## [Work instruction]
For this task, retype the records below exactly.
--- Data extract Enclosed Below ---
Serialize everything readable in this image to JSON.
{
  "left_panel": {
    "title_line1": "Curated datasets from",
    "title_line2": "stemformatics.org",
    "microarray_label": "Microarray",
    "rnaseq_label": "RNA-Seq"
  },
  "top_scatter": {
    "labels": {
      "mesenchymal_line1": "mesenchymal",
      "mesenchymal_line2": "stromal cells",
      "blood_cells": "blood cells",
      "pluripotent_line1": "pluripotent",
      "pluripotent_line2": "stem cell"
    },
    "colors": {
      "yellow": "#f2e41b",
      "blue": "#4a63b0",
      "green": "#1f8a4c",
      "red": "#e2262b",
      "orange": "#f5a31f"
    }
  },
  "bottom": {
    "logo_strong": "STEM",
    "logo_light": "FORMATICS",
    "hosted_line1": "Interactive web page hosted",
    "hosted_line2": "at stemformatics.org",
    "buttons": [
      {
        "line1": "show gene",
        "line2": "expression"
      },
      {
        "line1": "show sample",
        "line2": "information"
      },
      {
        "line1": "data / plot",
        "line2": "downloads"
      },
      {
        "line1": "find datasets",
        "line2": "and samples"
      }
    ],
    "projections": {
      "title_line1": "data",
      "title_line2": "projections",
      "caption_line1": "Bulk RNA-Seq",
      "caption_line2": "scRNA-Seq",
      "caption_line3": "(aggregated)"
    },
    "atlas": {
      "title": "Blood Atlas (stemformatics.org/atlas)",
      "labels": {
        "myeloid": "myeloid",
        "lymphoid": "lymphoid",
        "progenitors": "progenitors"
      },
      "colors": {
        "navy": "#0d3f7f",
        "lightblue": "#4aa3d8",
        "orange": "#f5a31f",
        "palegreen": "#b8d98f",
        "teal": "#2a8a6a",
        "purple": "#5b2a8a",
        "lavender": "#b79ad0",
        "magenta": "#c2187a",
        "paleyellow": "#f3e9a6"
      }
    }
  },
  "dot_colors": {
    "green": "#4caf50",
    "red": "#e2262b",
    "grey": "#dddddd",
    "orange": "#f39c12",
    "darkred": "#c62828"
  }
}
--- End of Enclosed Data extract ---
## [Written response]
Serialize everything readable in this image to JSON.
{
  "left_panel": {
    "title_line1": "Curated datasets from",
    "title_line2": "stemformatics.org",
    "microarray_label": "Microarray",
    "rnaseq_label": "RNA-Seq"
  },
  "top_scatter": {
    "labels": {
      "mesenchymal_line1": "mesenchymal",
      "mesenchymal_line2": "stromal cells",
      "blood_cells": "blood cells",
      "pluripotent_line1": "pluripotent",
      "pluripotent_line2": "stem cell"
    },
    "colors": {
      "yellow": "#f2e41b",
      "blue": "#4a63b0",
      "green": "#1f8a4c",
      "red": "#e2262b",
      "orange": "#f5a31f"
    }
  },
  "bottom": {
    "logo_strong": "STEM",
    "logo_light": "FORMATICS",
    "hosted_line1": "Interactive web page hosted",
    "hosted_line2": "at stemformatics.org",
    "buttons": [
      {
        "line1": "show gene",
        "line2": "expression"
      },
      {
        "line1": "show sample",
        "line2": "information"
      },
      {
        "line1": "data / plot",
        "line2": "downloads"
      },
      {
        "line1": "find datasets",
        "line2": "and samples"
      }
    ],
    "projections": {
      "title_line1": "data",
      "title_line2": "projections",
      "caption_line1": "Bulk RNA-Seq",
      "caption_line2": "scRNA-Seq",
      "caption_line3": "(aggregated)"
    },
    "atlas": {
      "title": "Blood Atlas (stemformatics.org/atlas)",
      "labels": {
        "myeloid": "myeloid",
        "lymphoid": "lymphoid",
        "progenitors": "progenitors"
      },
      "colors": {
        "navy": "#0d3f7f",
        "lightblue": "#4aa3d8",
        "orange": "#f5a31f",
        "palegreen": "#b8d98f",
        "teal": "#2a8a6a",
        "purple": "#5b2a8a",
        "lavender": "#b79ad0",
        "magenta": "#c2187a",
        "paleyellow": "#f3e9a6"
      }
    }
  },
  "dot_colors": {
    "green": "#4caf50",
    "red": "#e2262b",
    "grey": "#dddddd",
    "orange": "#f39c12",
    "darkred": "#c62828"
  }
}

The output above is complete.